## Problem statement:
Each line that includes the string "zmeny" counts once; give the total and nothing else.

Dataset items:

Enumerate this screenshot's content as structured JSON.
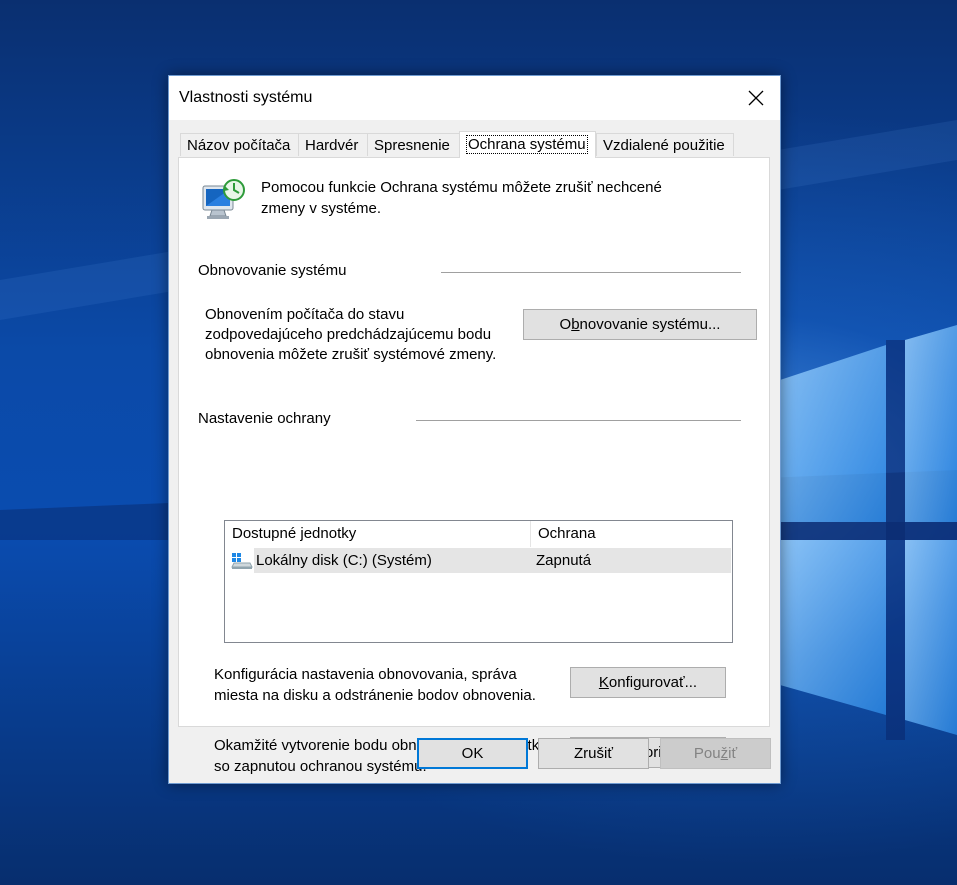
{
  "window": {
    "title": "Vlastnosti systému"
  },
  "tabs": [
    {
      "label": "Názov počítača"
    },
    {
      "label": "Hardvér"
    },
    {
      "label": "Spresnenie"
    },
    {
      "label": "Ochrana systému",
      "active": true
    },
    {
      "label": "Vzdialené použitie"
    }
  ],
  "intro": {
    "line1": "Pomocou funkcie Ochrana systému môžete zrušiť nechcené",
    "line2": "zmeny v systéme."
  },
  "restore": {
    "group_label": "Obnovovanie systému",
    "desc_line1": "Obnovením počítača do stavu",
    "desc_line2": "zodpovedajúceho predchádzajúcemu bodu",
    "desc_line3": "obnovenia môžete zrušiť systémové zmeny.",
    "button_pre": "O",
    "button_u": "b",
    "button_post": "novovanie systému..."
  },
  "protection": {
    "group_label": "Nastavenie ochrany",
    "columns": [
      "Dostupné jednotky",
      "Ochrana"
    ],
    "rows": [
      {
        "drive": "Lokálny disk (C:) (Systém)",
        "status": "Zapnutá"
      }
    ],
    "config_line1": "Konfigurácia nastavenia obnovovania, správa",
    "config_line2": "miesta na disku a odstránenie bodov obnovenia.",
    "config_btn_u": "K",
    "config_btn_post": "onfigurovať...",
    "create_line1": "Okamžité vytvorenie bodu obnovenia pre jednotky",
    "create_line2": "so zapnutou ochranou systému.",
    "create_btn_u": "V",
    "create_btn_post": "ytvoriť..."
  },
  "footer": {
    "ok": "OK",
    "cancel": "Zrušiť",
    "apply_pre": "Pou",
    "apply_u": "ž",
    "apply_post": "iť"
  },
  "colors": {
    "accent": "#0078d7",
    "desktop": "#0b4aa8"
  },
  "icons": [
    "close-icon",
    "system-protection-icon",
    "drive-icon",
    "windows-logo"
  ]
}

## Reply:
2